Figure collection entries
***
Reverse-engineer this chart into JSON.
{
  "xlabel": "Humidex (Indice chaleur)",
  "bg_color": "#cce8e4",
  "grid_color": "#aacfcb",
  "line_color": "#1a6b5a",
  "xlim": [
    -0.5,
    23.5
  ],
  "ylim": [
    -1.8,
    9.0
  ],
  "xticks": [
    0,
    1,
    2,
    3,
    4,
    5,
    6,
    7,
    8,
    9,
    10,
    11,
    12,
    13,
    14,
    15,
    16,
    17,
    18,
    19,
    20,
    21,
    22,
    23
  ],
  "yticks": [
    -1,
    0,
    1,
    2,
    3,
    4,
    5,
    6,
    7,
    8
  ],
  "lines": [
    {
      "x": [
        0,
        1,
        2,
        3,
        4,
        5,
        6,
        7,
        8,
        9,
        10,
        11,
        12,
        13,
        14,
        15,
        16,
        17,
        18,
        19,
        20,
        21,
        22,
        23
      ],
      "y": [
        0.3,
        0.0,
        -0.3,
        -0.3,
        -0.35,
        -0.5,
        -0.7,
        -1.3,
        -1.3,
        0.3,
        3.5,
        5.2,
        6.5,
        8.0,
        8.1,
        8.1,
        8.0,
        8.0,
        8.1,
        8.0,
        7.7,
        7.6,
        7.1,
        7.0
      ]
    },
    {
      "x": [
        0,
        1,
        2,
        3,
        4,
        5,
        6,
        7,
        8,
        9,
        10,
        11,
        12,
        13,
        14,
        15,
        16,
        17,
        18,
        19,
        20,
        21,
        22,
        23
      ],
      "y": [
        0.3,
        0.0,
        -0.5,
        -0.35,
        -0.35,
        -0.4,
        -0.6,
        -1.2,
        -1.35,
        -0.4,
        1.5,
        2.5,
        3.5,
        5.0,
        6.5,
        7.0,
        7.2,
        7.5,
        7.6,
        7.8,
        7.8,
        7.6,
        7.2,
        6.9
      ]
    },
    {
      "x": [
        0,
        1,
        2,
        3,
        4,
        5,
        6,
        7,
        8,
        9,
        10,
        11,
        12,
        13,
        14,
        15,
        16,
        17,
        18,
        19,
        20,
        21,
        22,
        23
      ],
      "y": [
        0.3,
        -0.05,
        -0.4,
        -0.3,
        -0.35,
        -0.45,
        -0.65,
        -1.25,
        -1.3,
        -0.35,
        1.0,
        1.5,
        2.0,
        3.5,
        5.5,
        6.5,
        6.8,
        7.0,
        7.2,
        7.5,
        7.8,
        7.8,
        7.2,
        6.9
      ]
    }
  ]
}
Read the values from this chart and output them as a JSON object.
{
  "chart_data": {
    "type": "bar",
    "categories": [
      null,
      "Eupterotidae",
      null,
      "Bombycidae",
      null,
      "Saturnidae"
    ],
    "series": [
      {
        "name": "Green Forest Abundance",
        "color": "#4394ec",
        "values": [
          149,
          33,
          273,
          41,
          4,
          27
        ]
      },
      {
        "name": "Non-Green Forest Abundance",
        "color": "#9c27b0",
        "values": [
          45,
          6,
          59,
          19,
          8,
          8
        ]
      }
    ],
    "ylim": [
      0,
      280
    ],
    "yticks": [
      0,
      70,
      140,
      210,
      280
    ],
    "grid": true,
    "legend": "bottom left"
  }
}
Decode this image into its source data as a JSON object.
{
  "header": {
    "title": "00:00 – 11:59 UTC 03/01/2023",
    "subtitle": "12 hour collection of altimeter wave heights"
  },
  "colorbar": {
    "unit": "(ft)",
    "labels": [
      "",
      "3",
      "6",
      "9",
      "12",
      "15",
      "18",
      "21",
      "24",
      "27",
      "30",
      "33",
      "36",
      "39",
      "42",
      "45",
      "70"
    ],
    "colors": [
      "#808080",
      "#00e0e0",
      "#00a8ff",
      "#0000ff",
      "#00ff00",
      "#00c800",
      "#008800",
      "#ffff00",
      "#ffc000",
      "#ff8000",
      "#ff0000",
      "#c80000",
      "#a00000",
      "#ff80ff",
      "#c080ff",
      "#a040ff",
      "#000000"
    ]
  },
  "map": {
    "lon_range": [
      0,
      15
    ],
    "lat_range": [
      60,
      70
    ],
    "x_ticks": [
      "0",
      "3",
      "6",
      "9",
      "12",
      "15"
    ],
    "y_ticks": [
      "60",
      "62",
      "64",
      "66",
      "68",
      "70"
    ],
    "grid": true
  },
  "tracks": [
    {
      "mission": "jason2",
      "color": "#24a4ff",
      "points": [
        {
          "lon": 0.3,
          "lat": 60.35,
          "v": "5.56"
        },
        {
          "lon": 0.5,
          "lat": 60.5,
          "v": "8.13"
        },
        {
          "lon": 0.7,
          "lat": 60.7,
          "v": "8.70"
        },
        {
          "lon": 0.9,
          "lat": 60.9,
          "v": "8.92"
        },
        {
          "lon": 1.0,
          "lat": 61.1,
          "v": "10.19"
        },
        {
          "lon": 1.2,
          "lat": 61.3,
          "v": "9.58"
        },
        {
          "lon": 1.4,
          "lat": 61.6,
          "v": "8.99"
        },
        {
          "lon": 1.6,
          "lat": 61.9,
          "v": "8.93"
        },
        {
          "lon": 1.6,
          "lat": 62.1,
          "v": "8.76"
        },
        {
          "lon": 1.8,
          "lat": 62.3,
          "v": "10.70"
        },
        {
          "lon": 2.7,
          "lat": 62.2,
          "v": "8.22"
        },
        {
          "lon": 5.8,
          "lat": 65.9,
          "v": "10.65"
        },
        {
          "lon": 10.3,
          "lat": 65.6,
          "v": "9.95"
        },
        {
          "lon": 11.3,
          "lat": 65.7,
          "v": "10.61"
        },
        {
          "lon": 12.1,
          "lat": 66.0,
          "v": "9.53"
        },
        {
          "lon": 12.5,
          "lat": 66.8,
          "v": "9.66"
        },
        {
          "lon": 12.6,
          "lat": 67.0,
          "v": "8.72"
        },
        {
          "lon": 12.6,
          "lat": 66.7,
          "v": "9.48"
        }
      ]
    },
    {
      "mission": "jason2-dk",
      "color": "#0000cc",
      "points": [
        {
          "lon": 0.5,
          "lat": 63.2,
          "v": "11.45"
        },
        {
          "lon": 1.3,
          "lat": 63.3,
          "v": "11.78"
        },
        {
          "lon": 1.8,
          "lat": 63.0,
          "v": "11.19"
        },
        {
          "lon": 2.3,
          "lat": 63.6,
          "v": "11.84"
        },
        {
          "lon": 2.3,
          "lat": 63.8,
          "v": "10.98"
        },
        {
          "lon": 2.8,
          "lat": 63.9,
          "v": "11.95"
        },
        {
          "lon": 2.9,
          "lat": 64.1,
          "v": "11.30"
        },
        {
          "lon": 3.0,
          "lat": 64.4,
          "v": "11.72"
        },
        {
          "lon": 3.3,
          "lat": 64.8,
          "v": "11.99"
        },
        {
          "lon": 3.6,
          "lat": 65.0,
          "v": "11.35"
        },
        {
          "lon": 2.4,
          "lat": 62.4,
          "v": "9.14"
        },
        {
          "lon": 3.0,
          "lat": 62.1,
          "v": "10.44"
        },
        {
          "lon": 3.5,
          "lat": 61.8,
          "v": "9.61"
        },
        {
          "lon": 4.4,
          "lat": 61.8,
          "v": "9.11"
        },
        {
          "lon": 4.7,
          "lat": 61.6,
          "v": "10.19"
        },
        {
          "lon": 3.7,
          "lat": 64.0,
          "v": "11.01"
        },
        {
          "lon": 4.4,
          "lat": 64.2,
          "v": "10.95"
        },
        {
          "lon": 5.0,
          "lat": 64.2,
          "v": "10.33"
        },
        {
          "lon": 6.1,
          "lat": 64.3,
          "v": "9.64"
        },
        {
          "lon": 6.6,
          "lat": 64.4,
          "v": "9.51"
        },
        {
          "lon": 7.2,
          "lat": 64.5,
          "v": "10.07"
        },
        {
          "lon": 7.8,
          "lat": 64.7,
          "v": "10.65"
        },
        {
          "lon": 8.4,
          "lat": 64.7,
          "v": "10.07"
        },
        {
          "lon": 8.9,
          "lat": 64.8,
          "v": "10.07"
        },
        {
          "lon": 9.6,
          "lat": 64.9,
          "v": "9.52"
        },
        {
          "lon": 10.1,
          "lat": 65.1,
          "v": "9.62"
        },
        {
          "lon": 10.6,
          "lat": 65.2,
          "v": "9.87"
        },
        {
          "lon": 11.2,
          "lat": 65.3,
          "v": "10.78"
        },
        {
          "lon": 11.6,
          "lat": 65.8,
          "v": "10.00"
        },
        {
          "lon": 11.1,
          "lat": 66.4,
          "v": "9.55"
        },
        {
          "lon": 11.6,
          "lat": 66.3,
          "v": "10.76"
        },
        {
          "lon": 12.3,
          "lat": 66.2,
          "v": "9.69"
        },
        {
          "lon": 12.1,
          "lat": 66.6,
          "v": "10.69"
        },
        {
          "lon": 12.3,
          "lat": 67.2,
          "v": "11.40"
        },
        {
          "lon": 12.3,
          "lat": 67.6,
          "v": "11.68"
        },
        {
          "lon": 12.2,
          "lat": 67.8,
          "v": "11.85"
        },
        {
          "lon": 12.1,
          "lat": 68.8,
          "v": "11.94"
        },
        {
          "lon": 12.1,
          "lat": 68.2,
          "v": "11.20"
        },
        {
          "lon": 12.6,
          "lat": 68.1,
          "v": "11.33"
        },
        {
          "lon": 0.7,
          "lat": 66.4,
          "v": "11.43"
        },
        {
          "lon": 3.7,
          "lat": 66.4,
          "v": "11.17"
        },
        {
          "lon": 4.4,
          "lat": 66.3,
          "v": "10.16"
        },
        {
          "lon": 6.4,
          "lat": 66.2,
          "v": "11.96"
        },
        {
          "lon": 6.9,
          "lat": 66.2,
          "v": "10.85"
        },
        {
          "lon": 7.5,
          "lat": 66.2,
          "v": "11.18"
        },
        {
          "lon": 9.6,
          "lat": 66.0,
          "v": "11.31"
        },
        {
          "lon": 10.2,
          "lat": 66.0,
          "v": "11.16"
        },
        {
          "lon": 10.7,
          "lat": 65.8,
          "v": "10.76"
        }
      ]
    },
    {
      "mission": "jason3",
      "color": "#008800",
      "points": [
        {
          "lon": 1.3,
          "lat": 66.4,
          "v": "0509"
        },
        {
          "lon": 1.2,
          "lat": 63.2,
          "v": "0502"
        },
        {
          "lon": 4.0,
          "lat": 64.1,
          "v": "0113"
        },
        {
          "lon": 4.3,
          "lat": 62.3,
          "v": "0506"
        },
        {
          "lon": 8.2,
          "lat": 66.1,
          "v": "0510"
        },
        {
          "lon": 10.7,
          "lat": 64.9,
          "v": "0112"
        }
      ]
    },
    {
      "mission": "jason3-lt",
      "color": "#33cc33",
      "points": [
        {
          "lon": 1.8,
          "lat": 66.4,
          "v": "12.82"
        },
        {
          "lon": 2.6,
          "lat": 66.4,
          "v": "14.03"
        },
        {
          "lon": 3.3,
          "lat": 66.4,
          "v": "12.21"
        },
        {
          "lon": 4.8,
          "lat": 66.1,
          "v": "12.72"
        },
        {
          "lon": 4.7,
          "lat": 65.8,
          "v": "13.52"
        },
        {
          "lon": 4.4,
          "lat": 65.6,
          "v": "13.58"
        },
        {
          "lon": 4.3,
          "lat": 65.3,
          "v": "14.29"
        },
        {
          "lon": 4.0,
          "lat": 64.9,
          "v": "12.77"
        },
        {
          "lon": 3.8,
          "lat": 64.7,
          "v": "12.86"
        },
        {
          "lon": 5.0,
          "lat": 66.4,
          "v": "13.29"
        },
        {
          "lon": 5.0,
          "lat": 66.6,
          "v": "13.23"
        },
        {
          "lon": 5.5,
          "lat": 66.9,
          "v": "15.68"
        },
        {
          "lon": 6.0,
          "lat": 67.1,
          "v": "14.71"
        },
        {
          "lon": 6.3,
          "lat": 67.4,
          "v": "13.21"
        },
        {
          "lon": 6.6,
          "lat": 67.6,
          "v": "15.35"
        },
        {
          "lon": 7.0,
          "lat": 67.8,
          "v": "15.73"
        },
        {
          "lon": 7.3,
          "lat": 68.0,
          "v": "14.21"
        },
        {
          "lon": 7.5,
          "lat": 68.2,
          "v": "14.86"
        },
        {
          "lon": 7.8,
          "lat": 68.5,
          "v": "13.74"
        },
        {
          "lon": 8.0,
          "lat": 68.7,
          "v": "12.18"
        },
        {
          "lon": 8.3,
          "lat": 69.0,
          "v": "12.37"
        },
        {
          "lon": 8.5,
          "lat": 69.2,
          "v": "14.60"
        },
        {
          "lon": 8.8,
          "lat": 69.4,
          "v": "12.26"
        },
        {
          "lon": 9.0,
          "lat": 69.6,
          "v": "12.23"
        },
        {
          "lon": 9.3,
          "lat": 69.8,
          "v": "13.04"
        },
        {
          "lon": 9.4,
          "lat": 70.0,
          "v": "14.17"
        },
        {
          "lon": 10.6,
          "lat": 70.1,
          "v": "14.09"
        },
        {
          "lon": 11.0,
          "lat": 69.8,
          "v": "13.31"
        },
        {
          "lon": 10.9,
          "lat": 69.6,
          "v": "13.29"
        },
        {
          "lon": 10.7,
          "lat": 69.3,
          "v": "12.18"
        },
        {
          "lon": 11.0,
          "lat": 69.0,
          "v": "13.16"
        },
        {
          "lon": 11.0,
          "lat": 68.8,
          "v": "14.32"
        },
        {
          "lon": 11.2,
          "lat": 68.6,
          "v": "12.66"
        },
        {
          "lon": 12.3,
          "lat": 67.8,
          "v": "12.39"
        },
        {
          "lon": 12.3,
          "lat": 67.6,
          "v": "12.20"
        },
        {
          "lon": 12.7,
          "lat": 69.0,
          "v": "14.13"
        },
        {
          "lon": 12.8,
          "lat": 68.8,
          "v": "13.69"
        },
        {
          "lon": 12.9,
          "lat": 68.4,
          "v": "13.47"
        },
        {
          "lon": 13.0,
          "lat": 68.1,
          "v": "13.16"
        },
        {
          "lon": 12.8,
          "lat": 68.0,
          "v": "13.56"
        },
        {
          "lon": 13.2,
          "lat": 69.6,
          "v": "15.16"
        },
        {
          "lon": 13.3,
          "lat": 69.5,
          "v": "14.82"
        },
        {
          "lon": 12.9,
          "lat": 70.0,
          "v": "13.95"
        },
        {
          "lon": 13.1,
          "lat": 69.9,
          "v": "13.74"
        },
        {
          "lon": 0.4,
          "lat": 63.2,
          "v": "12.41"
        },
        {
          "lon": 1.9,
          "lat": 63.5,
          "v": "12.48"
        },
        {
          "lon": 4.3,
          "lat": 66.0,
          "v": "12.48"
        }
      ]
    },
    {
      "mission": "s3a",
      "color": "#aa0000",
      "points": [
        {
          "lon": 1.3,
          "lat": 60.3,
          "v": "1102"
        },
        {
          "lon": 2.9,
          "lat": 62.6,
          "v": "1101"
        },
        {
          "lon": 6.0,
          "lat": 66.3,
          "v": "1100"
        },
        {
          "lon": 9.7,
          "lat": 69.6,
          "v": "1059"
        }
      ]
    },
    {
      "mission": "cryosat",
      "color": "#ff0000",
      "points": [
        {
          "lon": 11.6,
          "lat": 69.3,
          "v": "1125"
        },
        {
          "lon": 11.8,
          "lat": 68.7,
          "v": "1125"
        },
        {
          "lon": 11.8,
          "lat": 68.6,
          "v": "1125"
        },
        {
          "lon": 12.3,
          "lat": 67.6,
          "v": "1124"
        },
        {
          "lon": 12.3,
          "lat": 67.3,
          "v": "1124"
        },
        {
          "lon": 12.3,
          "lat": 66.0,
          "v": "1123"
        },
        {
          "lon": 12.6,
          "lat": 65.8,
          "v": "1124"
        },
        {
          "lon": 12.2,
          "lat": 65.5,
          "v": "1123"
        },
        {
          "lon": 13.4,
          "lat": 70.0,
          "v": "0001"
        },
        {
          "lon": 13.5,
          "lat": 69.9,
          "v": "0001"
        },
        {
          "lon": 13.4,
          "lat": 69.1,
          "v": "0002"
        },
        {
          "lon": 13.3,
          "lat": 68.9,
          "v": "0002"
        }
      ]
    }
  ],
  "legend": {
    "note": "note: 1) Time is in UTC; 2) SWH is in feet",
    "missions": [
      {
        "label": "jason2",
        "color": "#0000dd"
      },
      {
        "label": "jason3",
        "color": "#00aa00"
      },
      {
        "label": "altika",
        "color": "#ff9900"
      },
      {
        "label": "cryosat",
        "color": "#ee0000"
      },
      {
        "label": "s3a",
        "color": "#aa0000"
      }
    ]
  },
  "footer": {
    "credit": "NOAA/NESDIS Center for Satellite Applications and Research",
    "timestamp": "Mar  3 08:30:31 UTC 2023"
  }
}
***
Report how many lines of the listing hold the word "JSON", with nothing but the number.

» **WORKED ANSWER**
3